▸ **INSTRUCTIONS TO FOLLOW**
Keep only the lines of the listing that include the word "down", and copy them.

▸ **EXCERPTED RECORDS**
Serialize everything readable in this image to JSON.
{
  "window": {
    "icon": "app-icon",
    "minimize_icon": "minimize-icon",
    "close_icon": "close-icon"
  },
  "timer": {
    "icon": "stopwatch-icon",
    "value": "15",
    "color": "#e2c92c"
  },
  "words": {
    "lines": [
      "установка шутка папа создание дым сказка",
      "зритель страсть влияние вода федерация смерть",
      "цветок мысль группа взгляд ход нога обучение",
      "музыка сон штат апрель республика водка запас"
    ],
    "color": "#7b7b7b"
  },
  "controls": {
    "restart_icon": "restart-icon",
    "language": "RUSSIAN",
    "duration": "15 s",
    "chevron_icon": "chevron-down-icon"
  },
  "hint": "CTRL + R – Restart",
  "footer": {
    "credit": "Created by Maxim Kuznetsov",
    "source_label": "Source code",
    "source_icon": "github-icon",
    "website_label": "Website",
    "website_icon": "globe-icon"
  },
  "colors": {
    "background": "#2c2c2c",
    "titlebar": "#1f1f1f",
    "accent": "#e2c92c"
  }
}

--

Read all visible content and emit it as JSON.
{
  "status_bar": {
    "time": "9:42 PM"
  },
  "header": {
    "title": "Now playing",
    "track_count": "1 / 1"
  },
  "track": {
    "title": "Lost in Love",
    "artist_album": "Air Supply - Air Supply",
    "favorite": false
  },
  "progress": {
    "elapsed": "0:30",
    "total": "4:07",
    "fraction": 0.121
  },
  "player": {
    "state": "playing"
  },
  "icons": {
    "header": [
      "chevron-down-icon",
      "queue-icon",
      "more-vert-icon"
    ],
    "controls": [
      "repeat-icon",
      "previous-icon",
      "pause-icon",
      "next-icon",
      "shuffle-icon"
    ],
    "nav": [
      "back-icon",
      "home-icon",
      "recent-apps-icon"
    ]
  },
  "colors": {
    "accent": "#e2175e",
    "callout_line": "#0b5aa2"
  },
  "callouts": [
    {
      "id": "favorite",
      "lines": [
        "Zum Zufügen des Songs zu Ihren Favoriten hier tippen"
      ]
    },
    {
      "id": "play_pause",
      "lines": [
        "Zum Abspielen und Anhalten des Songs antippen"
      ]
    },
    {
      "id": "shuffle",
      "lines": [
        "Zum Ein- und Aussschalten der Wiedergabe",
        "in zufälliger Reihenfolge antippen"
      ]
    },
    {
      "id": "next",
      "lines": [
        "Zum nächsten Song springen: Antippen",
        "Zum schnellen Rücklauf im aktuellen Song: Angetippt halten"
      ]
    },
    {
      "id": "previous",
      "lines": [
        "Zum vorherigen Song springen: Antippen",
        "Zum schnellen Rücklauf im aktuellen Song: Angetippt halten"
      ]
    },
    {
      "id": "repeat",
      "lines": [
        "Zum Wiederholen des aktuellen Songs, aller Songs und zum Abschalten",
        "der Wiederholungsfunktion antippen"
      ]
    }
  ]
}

▸ **SOLUTION BELOW**
    "chevron_icon": "chevron-down-icon"
      "chevron-down-icon",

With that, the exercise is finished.